Instruction — Report the count of lines holding "JSON" in the records, with no other words.

*** Entries provided

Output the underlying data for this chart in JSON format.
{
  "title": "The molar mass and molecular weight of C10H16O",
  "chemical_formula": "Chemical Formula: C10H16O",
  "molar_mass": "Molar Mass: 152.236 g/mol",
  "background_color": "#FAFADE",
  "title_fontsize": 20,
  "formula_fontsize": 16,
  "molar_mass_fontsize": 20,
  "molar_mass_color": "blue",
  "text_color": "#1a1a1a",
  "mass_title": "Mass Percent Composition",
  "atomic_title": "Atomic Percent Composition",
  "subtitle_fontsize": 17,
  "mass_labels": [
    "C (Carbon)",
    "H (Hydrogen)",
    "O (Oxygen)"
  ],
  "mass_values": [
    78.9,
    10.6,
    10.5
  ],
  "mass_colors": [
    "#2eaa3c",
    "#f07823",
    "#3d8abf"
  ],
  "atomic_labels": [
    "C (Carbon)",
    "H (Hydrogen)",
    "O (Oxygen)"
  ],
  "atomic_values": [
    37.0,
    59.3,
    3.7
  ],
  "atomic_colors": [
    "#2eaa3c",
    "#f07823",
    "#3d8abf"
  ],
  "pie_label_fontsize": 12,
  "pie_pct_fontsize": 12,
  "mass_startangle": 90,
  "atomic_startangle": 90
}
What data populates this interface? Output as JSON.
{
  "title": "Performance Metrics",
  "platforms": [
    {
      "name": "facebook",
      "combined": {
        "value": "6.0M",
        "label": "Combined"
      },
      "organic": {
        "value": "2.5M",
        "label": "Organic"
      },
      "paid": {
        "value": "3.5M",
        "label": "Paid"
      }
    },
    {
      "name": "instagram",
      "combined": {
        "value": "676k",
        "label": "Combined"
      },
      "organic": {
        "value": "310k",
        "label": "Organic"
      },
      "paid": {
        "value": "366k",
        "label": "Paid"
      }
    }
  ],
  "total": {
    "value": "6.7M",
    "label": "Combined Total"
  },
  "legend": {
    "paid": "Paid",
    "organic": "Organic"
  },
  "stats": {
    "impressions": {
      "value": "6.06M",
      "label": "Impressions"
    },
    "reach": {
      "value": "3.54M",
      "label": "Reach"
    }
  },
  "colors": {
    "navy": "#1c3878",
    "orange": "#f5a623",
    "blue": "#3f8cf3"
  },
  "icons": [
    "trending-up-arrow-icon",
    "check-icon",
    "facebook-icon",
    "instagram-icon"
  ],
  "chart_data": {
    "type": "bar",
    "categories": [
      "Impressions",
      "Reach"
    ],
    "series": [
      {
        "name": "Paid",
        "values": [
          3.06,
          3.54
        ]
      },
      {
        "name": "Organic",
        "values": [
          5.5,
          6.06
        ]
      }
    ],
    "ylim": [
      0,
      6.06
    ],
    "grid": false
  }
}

******

Solution — 2